* **REQUEST**: Every entry below should be transcribed exactly; pictures stay out of the copy.

* **RECORDS TO USE**:
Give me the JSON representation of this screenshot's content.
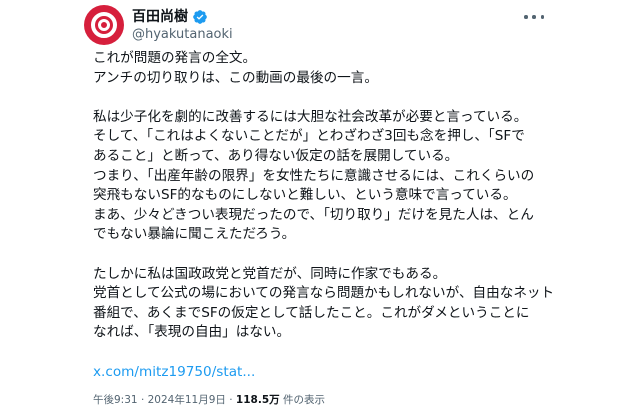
{
  "author": {
    "display_name": "百田尚樹",
    "handle": "@hyakutanaoki",
    "verified_icon": "verified-badge-icon",
    "avatar_color": "#d61f3c"
  },
  "tweet": {
    "lines": [
      "これが問題の発言の全文。",
      "アンチの切り取りは、この動画の最後の一言。",
      "",
      "私は少子化を劇的に改善するには大胆な社会改革が必要と言っている。",
      "そして、「これはよくないことだが」とわざわざ3回も念を押し、「SFで",
      "あること」と断って、あり得ない仮定の話を展開している。",
      "つまり、「出産年齢の限界」を女性たちに意識させるには、これくらいの",
      "突飛もないSF的なものにしないと難しい、という意味で言っている。",
      "まあ、少々どきつい表現だったので、「切り取り」だけを見た人は、とん",
      "でもない暴論に聞こえただろう。",
      "",
      "たしかに私は国政政党と党首だが、同時に作家でもある。",
      "党首として公式の場においての発言なら問題かもしれないが、自由なネット",
      "番組で、あくまでSFの仮定として話したこと。これがダメということに",
      "なれば、「表現の自由」はない。"
    ],
    "link_text": "x.com/mitz19750/stat...",
    "time": "午後9:31",
    "date": "2024年11月9日",
    "views_count": "118.5万",
    "views_label": "件の表示",
    "link_color": "#1d9bf0"
  }
}
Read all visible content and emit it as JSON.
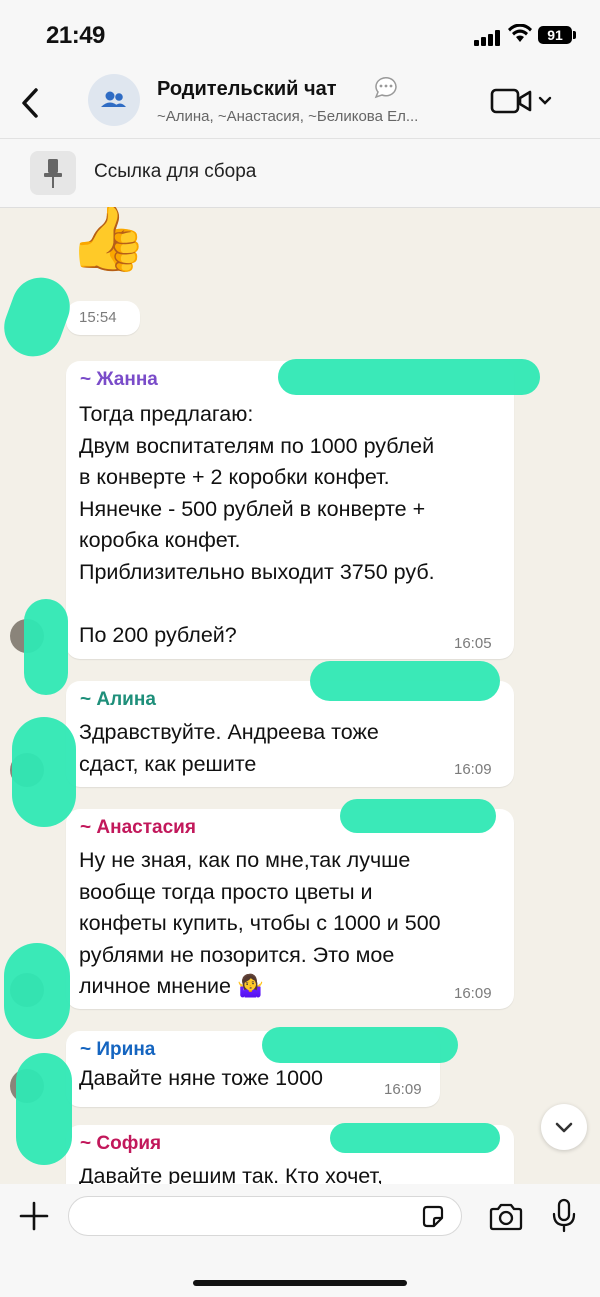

* **WRITTEN SOLUTION**:
Give me the JSON representation of this screenshot's content.
{
  "author": {
    "display_name": "百田尚樹",
    "handle": "@hyakutanaoki",
    "verified_icon": "verified-badge-icon",
    "avatar_color": "#d61f3c"
  },
  "tweet": {
    "lines": [
      "これが問題の発言の全文。",
      "アンチの切り取りは、この動画の最後の一言。",
      "",
      "私は少子化を劇的に改善するには大胆な社会改革が必要と言っている。",
      "そして、「これはよくないことだが」とわざわざ3回も念を押し、「SFで",
      "あること」と断って、あり得ない仮定の話を展開している。",
      "つまり、「出産年齢の限界」を女性たちに意識させるには、これくらいの",
      "突飛もないSF的なものにしないと難しい、という意味で言っている。",
      "まあ、少々どきつい表現だったので、「切り取り」だけを見た人は、とん",
      "でもない暴論に聞こえただろう。",
      "",
      "たしかに私は国政政党と党首だが、同時に作家でもある。",
      "党首として公式の場においての発言なら問題かもしれないが、自由なネット",
      "番組で、あくまでSFの仮定として話したこと。これがダメということに",
      "なれば、「表現の自由」はない。"
    ],
    "link_text": "x.com/mitz19750/stat...",
    "time": "午後9:31",
    "date": "2024年11月9日",
    "views_count": "118.5万",
    "views_label": "件の表示",
    "link_color": "#1d9bf0"
  }
}
Read all visible content and emit it as JSON.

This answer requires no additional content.